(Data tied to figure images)
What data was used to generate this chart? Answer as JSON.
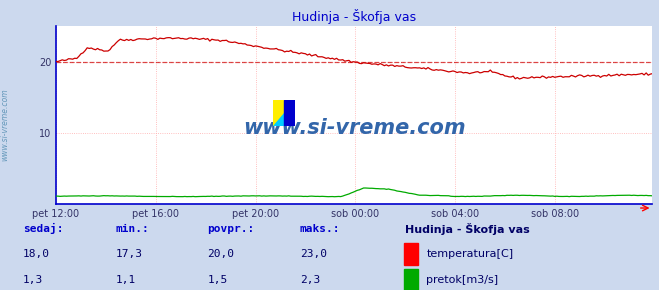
{
  "title": "Hudinja - Škofja vas",
  "outer_bg_color": "#ccd9ee",
  "plot_bg_color": "#ffffff",
  "grid_color": "#ffaaaa",
  "spine_color": "#0000cc",
  "x_labels": [
    "pet 12:00",
    "pet 16:00",
    "pet 20:00",
    "sob 00:00",
    "sob 04:00",
    "sob 08:00"
  ],
  "x_ticks": [
    0,
    48,
    96,
    144,
    192,
    240
  ],
  "total_points": 288,
  "y_min": 0,
  "y_max": 25,
  "y_ticks": [
    10,
    20
  ],
  "avg_line_value": 20.0,
  "avg_line_color": "#cc0000",
  "temp_color": "#cc0000",
  "flow_color": "#00aa00",
  "watermark_text": "www.si-vreme.com",
  "watermark_color": "#3366aa",
  "sidebar_text": "www.si-vreme.com",
  "sidebar_color": "#6699bb",
  "legend_title": "Hudinja - Škofja vas",
  "legend_title_color": "#000066",
  "table_header_color": "#0000cc",
  "table_value_color": "#000066",
  "table_headers": [
    "sedaj:",
    "min.:",
    "povpr.:",
    "maks.:"
  ],
  "table_values_temp": [
    "18,0",
    "17,3",
    "20,0",
    "23,0"
  ],
  "table_values_flow": [
    "1,3",
    "1,1",
    "1,5",
    "2,3"
  ],
  "label_temp": "temperatura[C]",
  "label_flow": "pretok[m3/s]",
  "tick_label_color": "#333366",
  "title_color": "#0000cc"
}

PROBLEM REQUIREMENTS:
Excluding the pictures, reproduce every entry exactly as given.

SOLUTION TO THIS EXERCISE:
What data was used to generate this chart? Answer as JSON.
{
  "title": "Hudinja - Škofja vas",
  "outer_bg_color": "#ccd9ee",
  "plot_bg_color": "#ffffff",
  "grid_color": "#ffaaaa",
  "spine_color": "#0000cc",
  "x_labels": [
    "pet 12:00",
    "pet 16:00",
    "pet 20:00",
    "sob 00:00",
    "sob 04:00",
    "sob 08:00"
  ],
  "x_ticks": [
    0,
    48,
    96,
    144,
    192,
    240
  ],
  "total_points": 288,
  "y_min": 0,
  "y_max": 25,
  "y_ticks": [
    10,
    20
  ],
  "avg_line_value": 20.0,
  "avg_line_color": "#cc0000",
  "temp_color": "#cc0000",
  "flow_color": "#00aa00",
  "watermark_text": "www.si-vreme.com",
  "watermark_color": "#3366aa",
  "sidebar_text": "www.si-vreme.com",
  "sidebar_color": "#6699bb",
  "legend_title": "Hudinja - Škofja vas",
  "legend_title_color": "#000066",
  "table_header_color": "#0000cc",
  "table_value_color": "#000066",
  "table_headers": [
    "sedaj:",
    "min.:",
    "povpr.:",
    "maks.:"
  ],
  "table_values_temp": [
    "18,0",
    "17,3",
    "20,0",
    "23,0"
  ],
  "table_values_flow": [
    "1,3",
    "1,1",
    "1,5",
    "2,3"
  ],
  "label_temp": "temperatura[C]",
  "label_flow": "pretok[m3/s]",
  "tick_label_color": "#333366",
  "title_color": "#0000cc"
}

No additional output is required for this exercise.